Search the records that follow and extract every line containing the string "topic".
### PROVIDED DATA ###
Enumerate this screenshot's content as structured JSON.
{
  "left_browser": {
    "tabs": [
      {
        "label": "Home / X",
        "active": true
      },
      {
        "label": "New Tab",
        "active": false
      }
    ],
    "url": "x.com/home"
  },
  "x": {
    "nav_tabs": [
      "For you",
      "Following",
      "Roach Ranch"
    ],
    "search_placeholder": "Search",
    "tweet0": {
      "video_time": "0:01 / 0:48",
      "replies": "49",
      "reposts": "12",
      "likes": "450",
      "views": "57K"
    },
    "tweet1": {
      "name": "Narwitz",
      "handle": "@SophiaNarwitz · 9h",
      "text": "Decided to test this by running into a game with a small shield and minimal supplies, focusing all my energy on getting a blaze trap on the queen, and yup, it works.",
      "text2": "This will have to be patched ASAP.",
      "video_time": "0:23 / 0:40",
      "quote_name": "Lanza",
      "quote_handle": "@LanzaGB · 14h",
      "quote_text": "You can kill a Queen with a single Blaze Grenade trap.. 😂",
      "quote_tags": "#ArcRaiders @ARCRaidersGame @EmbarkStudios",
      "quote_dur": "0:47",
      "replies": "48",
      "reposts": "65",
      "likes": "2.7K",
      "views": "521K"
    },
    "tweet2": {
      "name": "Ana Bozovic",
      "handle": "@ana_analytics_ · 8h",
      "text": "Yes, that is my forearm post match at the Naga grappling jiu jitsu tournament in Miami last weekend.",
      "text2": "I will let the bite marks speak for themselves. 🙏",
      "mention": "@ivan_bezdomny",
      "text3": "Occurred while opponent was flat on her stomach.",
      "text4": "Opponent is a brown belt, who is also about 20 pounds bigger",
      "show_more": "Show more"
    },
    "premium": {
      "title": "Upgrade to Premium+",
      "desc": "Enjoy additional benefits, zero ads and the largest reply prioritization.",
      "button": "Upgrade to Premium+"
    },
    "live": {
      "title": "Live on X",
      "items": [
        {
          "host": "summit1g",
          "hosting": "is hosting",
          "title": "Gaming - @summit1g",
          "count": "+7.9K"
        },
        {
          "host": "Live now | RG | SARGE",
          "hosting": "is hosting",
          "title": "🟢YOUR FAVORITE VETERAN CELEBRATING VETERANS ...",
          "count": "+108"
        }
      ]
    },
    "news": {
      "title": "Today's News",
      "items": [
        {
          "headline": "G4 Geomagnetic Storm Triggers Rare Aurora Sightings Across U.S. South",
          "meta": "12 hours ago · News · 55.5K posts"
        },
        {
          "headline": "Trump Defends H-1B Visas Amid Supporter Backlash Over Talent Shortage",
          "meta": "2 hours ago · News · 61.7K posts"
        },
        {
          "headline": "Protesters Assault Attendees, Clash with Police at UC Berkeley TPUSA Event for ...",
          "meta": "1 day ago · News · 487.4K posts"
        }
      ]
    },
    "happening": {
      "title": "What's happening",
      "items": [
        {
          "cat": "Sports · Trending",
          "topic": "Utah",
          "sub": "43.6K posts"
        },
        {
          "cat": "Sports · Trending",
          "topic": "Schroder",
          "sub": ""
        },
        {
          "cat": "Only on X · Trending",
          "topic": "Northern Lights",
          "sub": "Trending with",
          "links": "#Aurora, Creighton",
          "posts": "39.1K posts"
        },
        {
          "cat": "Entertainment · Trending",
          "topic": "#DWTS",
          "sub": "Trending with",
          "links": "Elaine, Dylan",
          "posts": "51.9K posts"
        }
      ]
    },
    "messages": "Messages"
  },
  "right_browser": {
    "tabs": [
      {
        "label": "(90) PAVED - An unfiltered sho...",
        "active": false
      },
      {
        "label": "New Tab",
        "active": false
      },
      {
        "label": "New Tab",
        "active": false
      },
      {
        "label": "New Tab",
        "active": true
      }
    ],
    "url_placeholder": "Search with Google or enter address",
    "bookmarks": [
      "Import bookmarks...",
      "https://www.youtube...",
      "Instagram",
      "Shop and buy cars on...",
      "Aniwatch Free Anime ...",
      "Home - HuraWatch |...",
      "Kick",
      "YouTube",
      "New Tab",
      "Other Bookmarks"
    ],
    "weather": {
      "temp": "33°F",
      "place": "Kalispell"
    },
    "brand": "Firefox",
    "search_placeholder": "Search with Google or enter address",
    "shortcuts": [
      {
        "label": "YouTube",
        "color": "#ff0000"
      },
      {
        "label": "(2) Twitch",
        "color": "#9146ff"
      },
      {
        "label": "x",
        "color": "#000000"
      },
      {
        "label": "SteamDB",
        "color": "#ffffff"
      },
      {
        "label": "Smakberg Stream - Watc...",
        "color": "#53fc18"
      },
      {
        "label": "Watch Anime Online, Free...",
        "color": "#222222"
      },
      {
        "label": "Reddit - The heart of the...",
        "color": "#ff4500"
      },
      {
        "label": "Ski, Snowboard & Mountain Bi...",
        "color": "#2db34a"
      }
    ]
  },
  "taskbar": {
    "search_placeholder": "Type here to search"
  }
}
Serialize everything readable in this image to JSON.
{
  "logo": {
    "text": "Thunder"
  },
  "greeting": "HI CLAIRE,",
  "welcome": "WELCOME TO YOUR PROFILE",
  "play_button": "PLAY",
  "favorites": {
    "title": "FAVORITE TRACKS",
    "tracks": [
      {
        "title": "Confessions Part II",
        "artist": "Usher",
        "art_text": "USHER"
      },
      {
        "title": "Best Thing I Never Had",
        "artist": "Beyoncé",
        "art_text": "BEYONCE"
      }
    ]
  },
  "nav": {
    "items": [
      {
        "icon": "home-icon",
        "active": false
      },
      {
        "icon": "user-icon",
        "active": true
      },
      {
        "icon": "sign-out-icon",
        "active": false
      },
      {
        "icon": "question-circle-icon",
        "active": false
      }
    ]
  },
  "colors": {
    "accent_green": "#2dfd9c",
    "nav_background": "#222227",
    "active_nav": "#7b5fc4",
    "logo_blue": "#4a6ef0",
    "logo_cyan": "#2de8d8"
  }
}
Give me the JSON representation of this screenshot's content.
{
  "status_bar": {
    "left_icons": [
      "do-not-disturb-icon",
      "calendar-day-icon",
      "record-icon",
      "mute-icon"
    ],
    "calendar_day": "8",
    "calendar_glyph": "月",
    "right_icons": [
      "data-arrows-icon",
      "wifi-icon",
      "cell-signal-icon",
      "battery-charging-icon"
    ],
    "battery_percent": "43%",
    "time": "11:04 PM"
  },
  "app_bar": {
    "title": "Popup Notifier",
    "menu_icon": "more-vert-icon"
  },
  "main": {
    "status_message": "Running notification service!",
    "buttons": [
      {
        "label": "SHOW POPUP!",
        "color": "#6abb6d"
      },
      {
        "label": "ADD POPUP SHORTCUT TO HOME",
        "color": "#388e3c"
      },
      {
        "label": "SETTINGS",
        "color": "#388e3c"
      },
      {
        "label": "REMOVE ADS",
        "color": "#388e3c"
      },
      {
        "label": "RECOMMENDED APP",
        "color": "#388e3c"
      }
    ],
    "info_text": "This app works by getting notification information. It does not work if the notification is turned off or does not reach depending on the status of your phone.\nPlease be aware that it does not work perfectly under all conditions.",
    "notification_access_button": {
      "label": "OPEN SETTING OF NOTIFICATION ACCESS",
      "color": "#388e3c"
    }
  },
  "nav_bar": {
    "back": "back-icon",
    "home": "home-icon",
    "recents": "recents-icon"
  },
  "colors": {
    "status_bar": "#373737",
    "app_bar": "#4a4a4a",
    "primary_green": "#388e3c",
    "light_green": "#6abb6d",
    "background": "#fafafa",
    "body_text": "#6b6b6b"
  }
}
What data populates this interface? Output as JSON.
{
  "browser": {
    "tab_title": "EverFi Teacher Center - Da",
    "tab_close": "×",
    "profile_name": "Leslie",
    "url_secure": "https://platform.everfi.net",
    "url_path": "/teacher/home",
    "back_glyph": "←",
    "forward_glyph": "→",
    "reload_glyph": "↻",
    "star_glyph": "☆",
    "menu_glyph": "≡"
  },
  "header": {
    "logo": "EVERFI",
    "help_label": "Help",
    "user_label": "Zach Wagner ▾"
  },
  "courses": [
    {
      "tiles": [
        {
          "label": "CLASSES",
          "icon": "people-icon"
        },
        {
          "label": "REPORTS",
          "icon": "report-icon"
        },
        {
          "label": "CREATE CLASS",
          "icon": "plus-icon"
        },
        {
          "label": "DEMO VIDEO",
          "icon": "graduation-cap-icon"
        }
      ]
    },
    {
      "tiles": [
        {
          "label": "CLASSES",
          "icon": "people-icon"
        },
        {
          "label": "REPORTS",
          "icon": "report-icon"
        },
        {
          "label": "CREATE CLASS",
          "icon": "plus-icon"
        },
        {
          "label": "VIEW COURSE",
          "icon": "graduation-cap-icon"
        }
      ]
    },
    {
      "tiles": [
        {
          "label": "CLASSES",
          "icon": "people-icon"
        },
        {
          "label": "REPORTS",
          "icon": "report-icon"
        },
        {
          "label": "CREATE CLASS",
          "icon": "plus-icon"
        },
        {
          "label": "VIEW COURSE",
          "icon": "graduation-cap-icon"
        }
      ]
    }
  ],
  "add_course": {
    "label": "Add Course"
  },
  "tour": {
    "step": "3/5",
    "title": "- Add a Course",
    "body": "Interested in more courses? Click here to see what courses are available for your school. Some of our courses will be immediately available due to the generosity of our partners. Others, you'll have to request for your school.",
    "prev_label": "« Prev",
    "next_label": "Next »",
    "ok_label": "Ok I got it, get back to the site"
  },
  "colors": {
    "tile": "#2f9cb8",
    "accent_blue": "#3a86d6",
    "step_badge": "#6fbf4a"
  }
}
###
(EXERCISE SOLUTION):
          "topic": "Utah",
          "topic": "Schroder",
          "topic": "Northern Lights",
          "topic": "#DWTS",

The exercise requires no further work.